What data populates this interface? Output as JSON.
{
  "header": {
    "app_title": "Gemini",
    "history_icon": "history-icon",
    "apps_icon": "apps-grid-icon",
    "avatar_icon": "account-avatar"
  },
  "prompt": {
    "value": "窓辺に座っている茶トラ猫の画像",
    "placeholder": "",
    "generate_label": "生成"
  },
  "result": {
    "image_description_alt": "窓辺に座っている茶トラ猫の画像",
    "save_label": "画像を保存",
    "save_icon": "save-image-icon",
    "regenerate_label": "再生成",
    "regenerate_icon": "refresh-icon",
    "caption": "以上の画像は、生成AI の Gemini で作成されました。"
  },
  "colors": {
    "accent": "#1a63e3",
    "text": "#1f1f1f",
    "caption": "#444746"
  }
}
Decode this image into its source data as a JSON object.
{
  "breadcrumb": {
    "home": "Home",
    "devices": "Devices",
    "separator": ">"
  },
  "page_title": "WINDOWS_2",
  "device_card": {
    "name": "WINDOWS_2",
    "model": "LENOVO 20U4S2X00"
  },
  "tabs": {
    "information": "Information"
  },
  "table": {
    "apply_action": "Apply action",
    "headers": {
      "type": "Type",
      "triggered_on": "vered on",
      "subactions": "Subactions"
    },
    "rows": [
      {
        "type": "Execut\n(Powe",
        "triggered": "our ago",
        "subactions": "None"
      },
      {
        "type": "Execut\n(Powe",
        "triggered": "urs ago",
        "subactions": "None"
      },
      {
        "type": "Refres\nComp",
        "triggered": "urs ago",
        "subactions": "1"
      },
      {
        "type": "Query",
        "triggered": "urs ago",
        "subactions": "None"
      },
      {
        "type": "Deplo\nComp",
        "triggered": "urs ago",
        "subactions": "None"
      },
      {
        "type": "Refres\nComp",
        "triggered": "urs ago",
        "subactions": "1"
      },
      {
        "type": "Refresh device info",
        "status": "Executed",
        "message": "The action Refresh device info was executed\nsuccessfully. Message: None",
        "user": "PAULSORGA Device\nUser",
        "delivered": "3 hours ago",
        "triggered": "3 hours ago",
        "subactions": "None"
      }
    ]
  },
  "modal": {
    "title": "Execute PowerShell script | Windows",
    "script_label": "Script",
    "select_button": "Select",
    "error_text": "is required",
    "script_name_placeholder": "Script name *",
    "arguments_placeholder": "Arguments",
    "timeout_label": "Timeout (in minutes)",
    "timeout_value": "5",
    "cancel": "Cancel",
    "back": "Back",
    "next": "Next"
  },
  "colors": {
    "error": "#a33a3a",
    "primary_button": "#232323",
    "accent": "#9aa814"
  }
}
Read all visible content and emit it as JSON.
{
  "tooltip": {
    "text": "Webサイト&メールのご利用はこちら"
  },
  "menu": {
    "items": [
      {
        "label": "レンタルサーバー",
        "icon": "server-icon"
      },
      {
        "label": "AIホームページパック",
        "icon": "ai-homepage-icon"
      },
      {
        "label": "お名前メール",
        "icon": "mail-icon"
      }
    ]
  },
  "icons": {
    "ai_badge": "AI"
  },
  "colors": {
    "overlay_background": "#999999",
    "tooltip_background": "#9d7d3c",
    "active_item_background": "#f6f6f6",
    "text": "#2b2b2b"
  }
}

+---+

• **Requirements**
Extract, from the listing above, every line where the string "hours" occurs.

• **Exercise response**
        "delivered": "3 hours ago",
        "triggered": "3 hours ago",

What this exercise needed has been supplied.